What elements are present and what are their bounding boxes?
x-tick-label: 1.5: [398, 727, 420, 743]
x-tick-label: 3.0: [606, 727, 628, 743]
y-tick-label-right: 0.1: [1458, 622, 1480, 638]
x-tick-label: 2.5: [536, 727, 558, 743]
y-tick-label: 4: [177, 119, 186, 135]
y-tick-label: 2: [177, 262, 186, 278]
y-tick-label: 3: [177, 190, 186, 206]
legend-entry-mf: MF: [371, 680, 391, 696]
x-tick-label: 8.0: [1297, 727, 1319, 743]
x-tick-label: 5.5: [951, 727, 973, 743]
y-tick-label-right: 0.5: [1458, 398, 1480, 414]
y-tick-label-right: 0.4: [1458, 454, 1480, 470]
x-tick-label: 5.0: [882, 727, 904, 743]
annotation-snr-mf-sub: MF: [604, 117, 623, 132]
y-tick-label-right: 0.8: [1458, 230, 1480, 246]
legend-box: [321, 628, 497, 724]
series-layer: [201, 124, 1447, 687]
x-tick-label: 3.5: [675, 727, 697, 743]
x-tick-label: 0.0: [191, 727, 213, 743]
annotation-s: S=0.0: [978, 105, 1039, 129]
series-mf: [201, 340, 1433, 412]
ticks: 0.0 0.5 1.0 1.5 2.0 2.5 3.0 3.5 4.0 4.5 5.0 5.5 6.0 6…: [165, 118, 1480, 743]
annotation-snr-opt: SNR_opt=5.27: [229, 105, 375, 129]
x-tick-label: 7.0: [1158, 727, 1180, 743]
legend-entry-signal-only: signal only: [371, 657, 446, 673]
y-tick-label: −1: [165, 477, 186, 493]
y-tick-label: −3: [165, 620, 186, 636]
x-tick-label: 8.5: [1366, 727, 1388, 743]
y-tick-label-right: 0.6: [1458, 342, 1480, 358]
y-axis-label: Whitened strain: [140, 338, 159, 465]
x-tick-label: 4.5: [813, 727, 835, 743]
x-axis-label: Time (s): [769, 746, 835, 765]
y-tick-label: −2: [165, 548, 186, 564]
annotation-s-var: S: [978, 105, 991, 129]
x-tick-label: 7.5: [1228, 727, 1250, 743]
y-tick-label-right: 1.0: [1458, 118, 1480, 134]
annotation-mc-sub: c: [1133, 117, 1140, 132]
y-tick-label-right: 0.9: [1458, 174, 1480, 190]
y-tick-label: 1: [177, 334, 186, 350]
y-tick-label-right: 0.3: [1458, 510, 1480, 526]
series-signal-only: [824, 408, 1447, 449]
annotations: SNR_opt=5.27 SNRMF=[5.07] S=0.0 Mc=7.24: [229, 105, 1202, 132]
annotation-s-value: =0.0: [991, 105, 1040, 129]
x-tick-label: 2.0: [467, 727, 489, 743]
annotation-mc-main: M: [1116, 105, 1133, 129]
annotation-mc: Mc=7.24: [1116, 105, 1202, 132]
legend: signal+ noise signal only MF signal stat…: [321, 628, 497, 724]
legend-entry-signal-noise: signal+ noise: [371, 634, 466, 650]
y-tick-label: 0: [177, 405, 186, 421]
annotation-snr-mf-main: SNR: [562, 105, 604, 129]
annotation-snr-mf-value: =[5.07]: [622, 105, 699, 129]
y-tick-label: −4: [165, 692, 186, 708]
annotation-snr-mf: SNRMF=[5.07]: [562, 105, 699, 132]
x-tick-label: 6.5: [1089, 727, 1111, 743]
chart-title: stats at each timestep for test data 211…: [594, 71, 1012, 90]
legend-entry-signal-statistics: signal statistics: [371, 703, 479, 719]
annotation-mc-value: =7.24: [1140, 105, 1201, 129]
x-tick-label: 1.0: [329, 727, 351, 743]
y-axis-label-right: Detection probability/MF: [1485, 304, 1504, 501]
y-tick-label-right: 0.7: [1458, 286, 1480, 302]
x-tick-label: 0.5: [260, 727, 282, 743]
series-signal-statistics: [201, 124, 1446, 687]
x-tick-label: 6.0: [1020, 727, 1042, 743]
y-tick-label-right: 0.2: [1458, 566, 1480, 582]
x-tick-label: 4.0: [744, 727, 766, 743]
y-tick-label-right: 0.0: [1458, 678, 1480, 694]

********

Task instructions |
Give the rows above, from the very first line through the line containing "x-tick-label: 3.5: [675, 727, 697, 743]", as a Markdown table with two columns, Number and Line, leaving out any blank lines.

Answer to the task |
| Number | Line |
|---|---|
| 1 | What elements are present and what are their bounding boxes? |
| 2 | x-tick-label: 1.5: [398, 727, 420, 743] |
| 3 | x-tick-label: 3.0: [606, 727, 628, 743] |
| 4 | y-tick-label-right: 0.1: [1458, 622, 1480, 638] |
| 5 | x-tick-label: 2.5: [536, 727, 558, 743] |
| 6 | y-tick-label: 4: [177, 119, 186, 135] |
| 7 | y-tick-label: 2: [177, 262, 186, 278] |
| 8 | y-tick-label: 3: [177, 190, 186, 206] |
| 9 | legend-entry-mf: MF: [371, 680, 391, 696] |
| 10 | x-tick-label: 8.0: [1297, 727, 1319, 743] |
| 11 | x-tick-label: 5.5: [951, 727, 973, 743] |
| 12 | y-tick-label-right: 0.5: [1458, 398, 1480, 414] |
| 13 | y-tick-label-right: 0.4: [1458, 454, 1480, 470] |
| 14 | x-tick-label: 5.0: [882, 727, 904, 743] |
| 15 | annotation-snr-mf-sub: MF: [604, 117, 623, 132] |
| 16 | y-tick-label-right: 0.8: [1458, 230, 1480, 246] |
| 17 | legend-box: [321, 628, 497, 724] |
| 18 | series-layer: [201, 124, 1447, 687] |
| 19 | x-tick-label: 3.5: [675, 727, 697, 743] |